- [What you are asked to do]: From the line that includes "Parse this screenshot: output" to the last line of the data, quote each line precisely; both boundary lines belong in the answer.

- [Supplied records]:
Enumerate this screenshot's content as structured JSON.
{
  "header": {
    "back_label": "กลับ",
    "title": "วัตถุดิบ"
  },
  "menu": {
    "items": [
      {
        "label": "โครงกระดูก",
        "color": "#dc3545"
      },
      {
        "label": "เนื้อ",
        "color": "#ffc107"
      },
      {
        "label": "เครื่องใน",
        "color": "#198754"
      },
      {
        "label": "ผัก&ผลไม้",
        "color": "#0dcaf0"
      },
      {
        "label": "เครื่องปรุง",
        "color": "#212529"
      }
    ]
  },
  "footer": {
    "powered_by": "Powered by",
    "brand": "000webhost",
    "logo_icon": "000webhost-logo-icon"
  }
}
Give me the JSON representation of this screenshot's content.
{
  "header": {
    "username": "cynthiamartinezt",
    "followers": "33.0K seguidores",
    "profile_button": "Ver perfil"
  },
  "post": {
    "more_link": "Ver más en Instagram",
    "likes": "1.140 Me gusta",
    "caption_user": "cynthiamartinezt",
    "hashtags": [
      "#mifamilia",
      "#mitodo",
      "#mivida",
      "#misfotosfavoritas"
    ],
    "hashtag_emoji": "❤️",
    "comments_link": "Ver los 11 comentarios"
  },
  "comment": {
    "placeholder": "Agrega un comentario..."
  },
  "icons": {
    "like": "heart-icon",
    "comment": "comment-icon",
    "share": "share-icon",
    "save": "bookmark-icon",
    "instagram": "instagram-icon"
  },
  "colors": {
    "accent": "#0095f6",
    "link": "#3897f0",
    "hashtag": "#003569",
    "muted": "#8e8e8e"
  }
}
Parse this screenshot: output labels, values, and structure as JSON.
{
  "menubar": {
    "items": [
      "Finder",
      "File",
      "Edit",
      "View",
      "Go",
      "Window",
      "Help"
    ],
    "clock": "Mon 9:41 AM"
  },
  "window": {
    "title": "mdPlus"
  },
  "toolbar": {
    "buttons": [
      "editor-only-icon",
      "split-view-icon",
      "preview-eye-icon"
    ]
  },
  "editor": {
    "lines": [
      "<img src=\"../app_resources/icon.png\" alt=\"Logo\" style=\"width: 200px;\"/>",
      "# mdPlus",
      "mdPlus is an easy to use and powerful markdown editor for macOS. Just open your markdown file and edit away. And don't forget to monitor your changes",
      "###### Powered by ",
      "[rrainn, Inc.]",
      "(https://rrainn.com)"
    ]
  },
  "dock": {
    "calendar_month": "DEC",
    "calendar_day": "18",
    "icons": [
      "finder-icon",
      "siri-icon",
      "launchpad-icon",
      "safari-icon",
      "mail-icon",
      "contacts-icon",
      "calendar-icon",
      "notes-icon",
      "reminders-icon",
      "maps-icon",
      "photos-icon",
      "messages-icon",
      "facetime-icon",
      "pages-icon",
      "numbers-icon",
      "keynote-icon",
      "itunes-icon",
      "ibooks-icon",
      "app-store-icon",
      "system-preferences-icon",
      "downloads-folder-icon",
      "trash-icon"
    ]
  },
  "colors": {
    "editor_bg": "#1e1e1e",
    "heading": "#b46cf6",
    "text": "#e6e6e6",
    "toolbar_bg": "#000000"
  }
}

- [Result of the task]:
Parse this screenshot: output labels, values, and structure as JSON.
{
  "menubar": {
    "items": [
      "Finder",
      "File",
      "Edit",
      "View",
      "Go",
      "Window",
      "Help"
    ],
    "clock": "Mon 9:41 AM"
  },
  "window": {
    "title": "mdPlus"
  },
  "toolbar": {
    "buttons": [
      "editor-only-icon",
      "split-view-icon",
      "preview-eye-icon"
    ]
  },
  "editor": {
    "lines": [
      "<img src=\"../app_resources/icon.png\" alt=\"Logo\" style=\"width: 200px;\"/>",
      "# mdPlus",
      "mdPlus is an easy to use and powerful markdown editor for macOS. Just open your markdown file and edit away. And don't forget to monitor your changes",
      "###### Powered by ",
      "[rrainn, Inc.]",
      "(https://rrainn.com)"
    ]
  },
  "dock": {
    "calendar_month": "DEC",
    "calendar_day": "18",
    "icons": [
      "finder-icon",
      "siri-icon",
      "launchpad-icon",
      "safari-icon",
      "mail-icon",
      "contacts-icon",
      "calendar-icon",
      "notes-icon",
      "reminders-icon",
      "maps-icon",
      "photos-icon",
      "messages-icon",
      "facetime-icon",
      "pages-icon",
      "numbers-icon",
      "keynote-icon",
      "itunes-icon",
      "ibooks-icon",
      "app-store-icon",
      "system-preferences-icon",
      "downloads-folder-icon",
      "trash-icon"
    ]
  },
  "colors": {
    "editor_bg": "#1e1e1e",
    "heading": "#b46cf6",
    "text": "#e6e6e6",
    "toolbar_bg": "#000000"
  }
}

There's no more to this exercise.